◆ **What you will do**
Count the lines in the items below that contain the word "each". Reply with the number alone.

[Data entries]
--- Begin ---

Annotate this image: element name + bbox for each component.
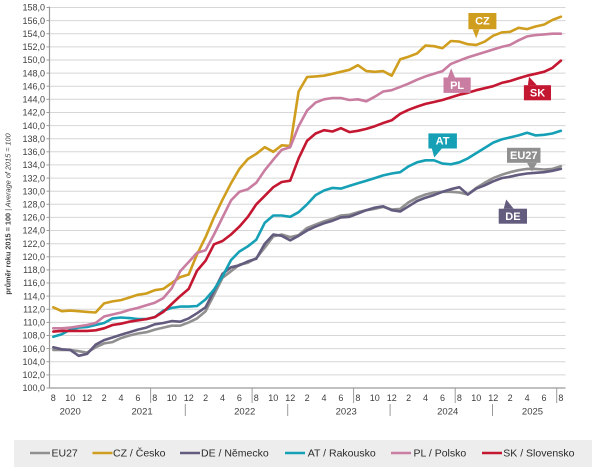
svg-text:136,0: 136,0 bbox=[22, 147, 45, 157]
svg-text:120,0: 120,0 bbox=[22, 252, 45, 262]
svg-text:152,0: 152,0 bbox=[22, 42, 45, 52]
svg-text:144,0: 144,0 bbox=[22, 95, 45, 105]
svg-text:6: 6 bbox=[338, 393, 343, 403]
svg-text:SK / Slovensko: SK / Slovensko bbox=[503, 448, 574, 460]
svg-text:8: 8 bbox=[558, 393, 563, 403]
svg-text:110,0: 110,0 bbox=[23, 318, 45, 328]
svg-text:150,0: 150,0 bbox=[22, 55, 45, 65]
svg-text:6: 6 bbox=[135, 393, 140, 403]
svg-text:2020: 2020 bbox=[60, 407, 81, 418]
svg-text:100,0: 100,0 bbox=[22, 383, 45, 393]
svg-text:4: 4 bbox=[423, 393, 428, 403]
svg-text:DE: DE bbox=[505, 211, 520, 223]
svg-text:CZ: CZ bbox=[475, 16, 490, 28]
svg-text:8: 8 bbox=[51, 393, 56, 403]
svg-text:DE / Německo: DE / Německo bbox=[201, 448, 269, 460]
svg-text:PL / Polsko: PL / Polsko bbox=[414, 448, 467, 460]
svg-text:124,0: 124,0 bbox=[22, 226, 45, 236]
svg-text:10: 10 bbox=[268, 393, 278, 403]
svg-text:12: 12 bbox=[387, 393, 397, 403]
svg-text:10: 10 bbox=[167, 393, 177, 403]
svg-text:158,0: 158,0 bbox=[22, 3, 45, 13]
svg-text:6: 6 bbox=[541, 393, 546, 403]
svg-text:2024: 2024 bbox=[437, 407, 458, 418]
svg-text:2: 2 bbox=[508, 393, 513, 403]
svg-text:12: 12 bbox=[82, 393, 92, 403]
svg-text:EU27: EU27 bbox=[52, 448, 78, 460]
svg-text:2022: 2022 bbox=[234, 407, 255, 418]
svg-text:2021: 2021 bbox=[132, 407, 153, 418]
svg-text:2023: 2023 bbox=[336, 407, 357, 418]
svg-text:8: 8 bbox=[355, 393, 360, 403]
svg-text:12: 12 bbox=[488, 393, 498, 403]
svg-text:EU27: EU27 bbox=[510, 150, 538, 162]
svg-text:140,0: 140,0 bbox=[22, 121, 45, 131]
svg-text:102,0: 102,0 bbox=[22, 370, 45, 380]
svg-text:12: 12 bbox=[285, 393, 295, 403]
svg-text:106,0: 106,0 bbox=[22, 344, 45, 354]
svg-text:6: 6 bbox=[237, 393, 242, 403]
svg-text:142,0: 142,0 bbox=[22, 108, 45, 118]
svg-text:148,0: 148,0 bbox=[22, 68, 45, 78]
svg-text:132,0: 132,0 bbox=[22, 173, 45, 183]
svg-text:CZ / Česko: CZ / Česko bbox=[113, 447, 166, 460]
svg-text:112,0: 112,0 bbox=[23, 305, 45, 315]
svg-text:154,0: 154,0 bbox=[22, 29, 45, 39]
svg-text:116,0: 116,0 bbox=[23, 278, 45, 288]
svg-text:114,0: 114,0 bbox=[23, 291, 45, 301]
svg-text:2025: 2025 bbox=[522, 407, 543, 418]
svg-text:134,0: 134,0 bbox=[22, 160, 45, 170]
svg-text:2: 2 bbox=[102, 393, 107, 403]
svg-text:4: 4 bbox=[321, 393, 326, 403]
svg-text:2: 2 bbox=[406, 393, 411, 403]
svg-text:108,0: 108,0 bbox=[22, 331, 45, 341]
svg-text:AT / Rakousko: AT / Rakousko bbox=[308, 448, 376, 460]
svg-text:2: 2 bbox=[203, 393, 208, 403]
svg-text:průměr roku 2015 = 100 | Avera: průměr roku 2015 = 100 | Average of 2015… bbox=[4, 133, 13, 294]
svg-text:128,0: 128,0 bbox=[22, 200, 45, 210]
svg-text:146,0: 146,0 bbox=[22, 81, 45, 91]
svg-text:10: 10 bbox=[65, 393, 75, 403]
svg-text:12: 12 bbox=[184, 393, 194, 403]
svg-text:4: 4 bbox=[118, 393, 123, 403]
svg-text:4: 4 bbox=[220, 393, 225, 403]
svg-text:126,0: 126,0 bbox=[22, 213, 45, 223]
svg-text:130,0: 130,0 bbox=[22, 186, 45, 196]
svg-text:156,0: 156,0 bbox=[22, 16, 45, 26]
svg-text:10: 10 bbox=[471, 393, 481, 403]
svg-text:138,0: 138,0 bbox=[22, 134, 45, 144]
svg-text:AT: AT bbox=[436, 136, 450, 148]
svg-text:6: 6 bbox=[440, 393, 445, 403]
svg-text:10: 10 bbox=[370, 393, 380, 403]
svg-text:104,0: 104,0 bbox=[22, 357, 45, 367]
svg-text:PL: PL bbox=[450, 80, 464, 92]
svg-text:8: 8 bbox=[254, 393, 259, 403]
svg-text:4: 4 bbox=[525, 393, 530, 403]
svg-text:SK: SK bbox=[530, 87, 545, 99]
svg-text:8: 8 bbox=[152, 393, 157, 403]
svg-text:8: 8 bbox=[457, 393, 462, 403]
svg-text:2: 2 bbox=[305, 393, 310, 403]
svg-text:122,0: 122,0 bbox=[22, 239, 45, 249]
svg-text:118,0: 118,0 bbox=[23, 265, 45, 275]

--- End ---

◆ **The response**
1